→ **STATED PROBLEM**
Reproduce the following material exactly, including every line.
──────── SOURCE MATERIAL ────────
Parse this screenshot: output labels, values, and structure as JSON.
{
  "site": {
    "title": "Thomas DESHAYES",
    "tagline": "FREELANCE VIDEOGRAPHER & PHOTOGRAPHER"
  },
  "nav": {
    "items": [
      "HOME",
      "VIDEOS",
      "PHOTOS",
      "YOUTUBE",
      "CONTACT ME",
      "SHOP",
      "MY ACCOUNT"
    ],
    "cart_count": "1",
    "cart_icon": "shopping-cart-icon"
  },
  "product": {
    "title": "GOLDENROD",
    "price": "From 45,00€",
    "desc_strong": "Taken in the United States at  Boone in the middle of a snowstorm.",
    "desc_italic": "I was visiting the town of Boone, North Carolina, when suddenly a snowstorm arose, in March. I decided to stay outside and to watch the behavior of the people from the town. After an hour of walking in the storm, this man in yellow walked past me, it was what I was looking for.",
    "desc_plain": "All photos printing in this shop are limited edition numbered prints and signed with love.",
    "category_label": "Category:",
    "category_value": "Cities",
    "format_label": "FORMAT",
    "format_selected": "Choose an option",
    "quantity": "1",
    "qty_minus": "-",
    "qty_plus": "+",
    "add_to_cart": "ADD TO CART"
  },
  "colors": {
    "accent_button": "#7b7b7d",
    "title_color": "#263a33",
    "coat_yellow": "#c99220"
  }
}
────────
→ **RESULT BELOW**
Parse this screenshot: output labels, values, and structure as JSON.
{
  "site": {
    "title": "Thomas DESHAYES",
    "tagline": "FREELANCE VIDEOGRAPHER & PHOTOGRAPHER"
  },
  "nav": {
    "items": [
      "HOME",
      "VIDEOS",
      "PHOTOS",
      "YOUTUBE",
      "CONTACT ME",
      "SHOP",
      "MY ACCOUNT"
    ],
    "cart_count": "1",
    "cart_icon": "shopping-cart-icon"
  },
  "product": {
    "title": "GOLDENROD",
    "price": "From 45,00€",
    "desc_strong": "Taken in the United States at  Boone in the middle of a snowstorm.",
    "desc_italic": "I was visiting the town of Boone, North Carolina, when suddenly a snowstorm arose, in March. I decided to stay outside and to watch the behavior of the people from the town. After an hour of walking in the storm, this man in yellow walked past me, it was what I was looking for.",
    "desc_plain": "All photos printing in this shop are limited edition numbered prints and signed with love.",
    "category_label": "Category:",
    "category_value": "Cities",
    "format_label": "FORMAT",
    "format_selected": "Choose an option",
    "quantity": "1",
    "qty_minus": "-",
    "qty_plus": "+",
    "add_to_cart": "ADD TO CART"
  },
  "colors": {
    "accent_button": "#7b7b7d",
    "title_color": "#263a33",
    "coat_yellow": "#c99220"
  }
}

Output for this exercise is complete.